Answer with nothing but the number of lines that include the word "houses".

INPUT RECORDS:
────────

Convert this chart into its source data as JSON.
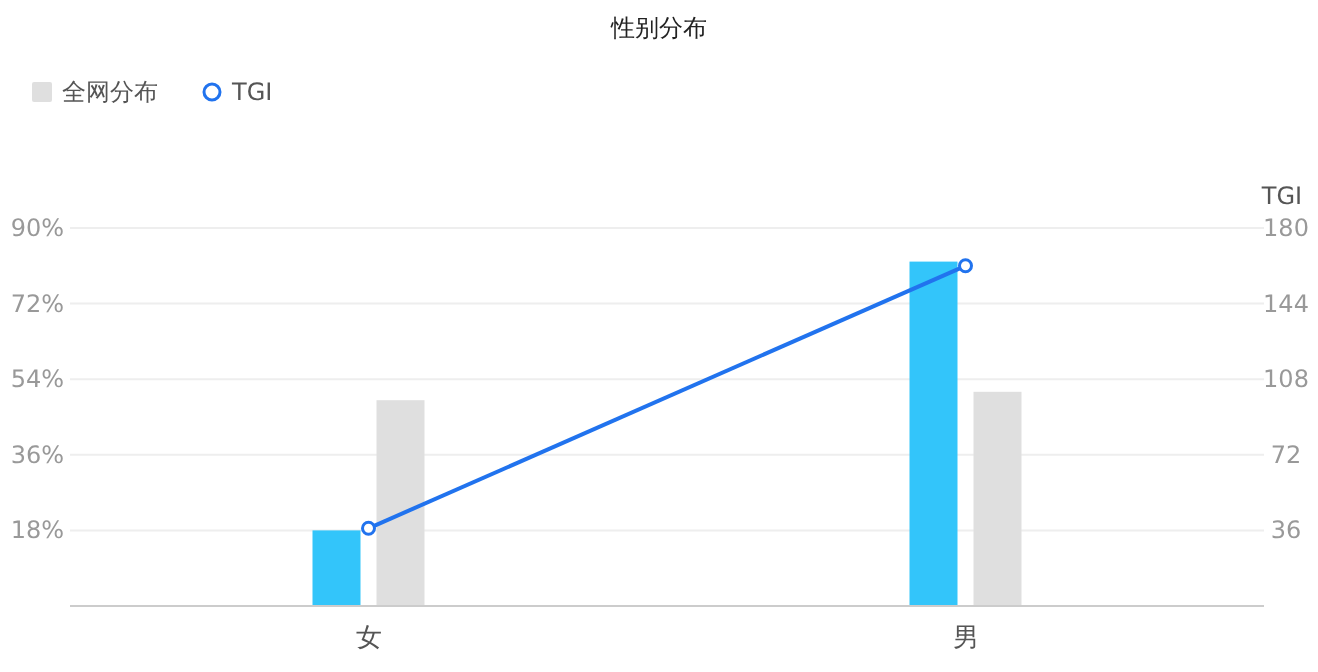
{
  "chart_data": {
    "type": "bar",
    "title": "性别分布",
    "categories": [
      "女",
      "男"
    ],
    "series": [
      {
        "color": "#33c5fa",
        "values": [
          18,
          82
        ]
      },
      {
        "name": "全网分布",
        "color": "#dfdfdf",
        "values": [
          49,
          51
        ]
      },
      {
        "name": "TGI",
        "type": "line",
        "axis": "y2",
        "color": "#2173ee",
        "values": [
          37,
          162
        ],
        "marker": "circle"
      }
    ],
    "ylim": [
      0,
      90
    ],
    "yticks": [
      {
        "value": 18,
        "label": "18%"
      },
      {
        "value": 36,
        "label": "36%"
      },
      {
        "value": 54,
        "label": "54%"
      },
      {
        "value": 72,
        "label": "72%"
      },
      {
        "value": 90,
        "label": "90%"
      }
    ],
    "y2lim": [
      0,
      180
    ],
    "y2ticks": [
      36,
      72,
      108,
      144,
      180
    ],
    "y2label": "TGI",
    "grid": "y",
    "legend": "top left"
  }
}
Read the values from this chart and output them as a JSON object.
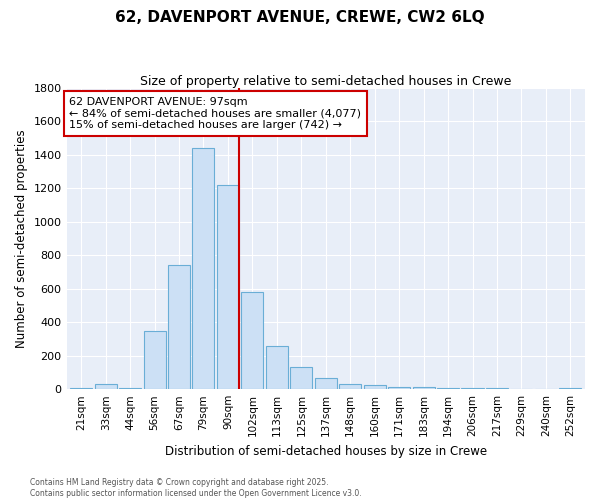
{
  "title": "62, DAVENPORT AVENUE, CREWE, CW2 6LQ",
  "subtitle": "Size of property relative to semi-detached houses in Crewe",
  "xlabel": "Distribution of semi-detached houses by size in Crewe",
  "ylabel": "Number of semi-detached properties",
  "categories": [
    "21sqm",
    "33sqm",
    "44sqm",
    "56sqm",
    "67sqm",
    "79sqm",
    "90sqm",
    "102sqm",
    "113sqm",
    "125sqm",
    "137sqm",
    "148sqm",
    "160sqm",
    "171sqm",
    "183sqm",
    "194sqm",
    "206sqm",
    "217sqm",
    "229sqm",
    "240sqm",
    "252sqm"
  ],
  "values": [
    10,
    30,
    10,
    345,
    740,
    1440,
    1220,
    580,
    260,
    130,
    65,
    30,
    25,
    15,
    15,
    10,
    5,
    5,
    3,
    3,
    10
  ],
  "bar_color": "#cce0f5",
  "bar_edge_color": "#6aaed6",
  "vline_color": "#cc0000",
  "vline_x_index": 6.45,
  "annotation_line1": "62 DAVENPORT AVENUE: 97sqm",
  "annotation_line2": "← 84% of semi-detached houses are smaller (4,077)",
  "annotation_line3": "15% of semi-detached houses are larger (742) →",
  "annotation_box_color": "white",
  "annotation_box_edge": "#cc0000",
  "ylim": [
    0,
    1800
  ],
  "yticks": [
    0,
    200,
    400,
    600,
    800,
    1000,
    1200,
    1400,
    1600,
    1800
  ],
  "plot_bg_color": "#e8eef8",
  "fig_bg_color": "#ffffff",
  "grid_color": "#ffffff",
  "footer_line1": "Contains HM Land Registry data © Crown copyright and database right 2025.",
  "footer_line2": "Contains public sector information licensed under the Open Government Licence v3.0."
}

────────

ANSWER:
4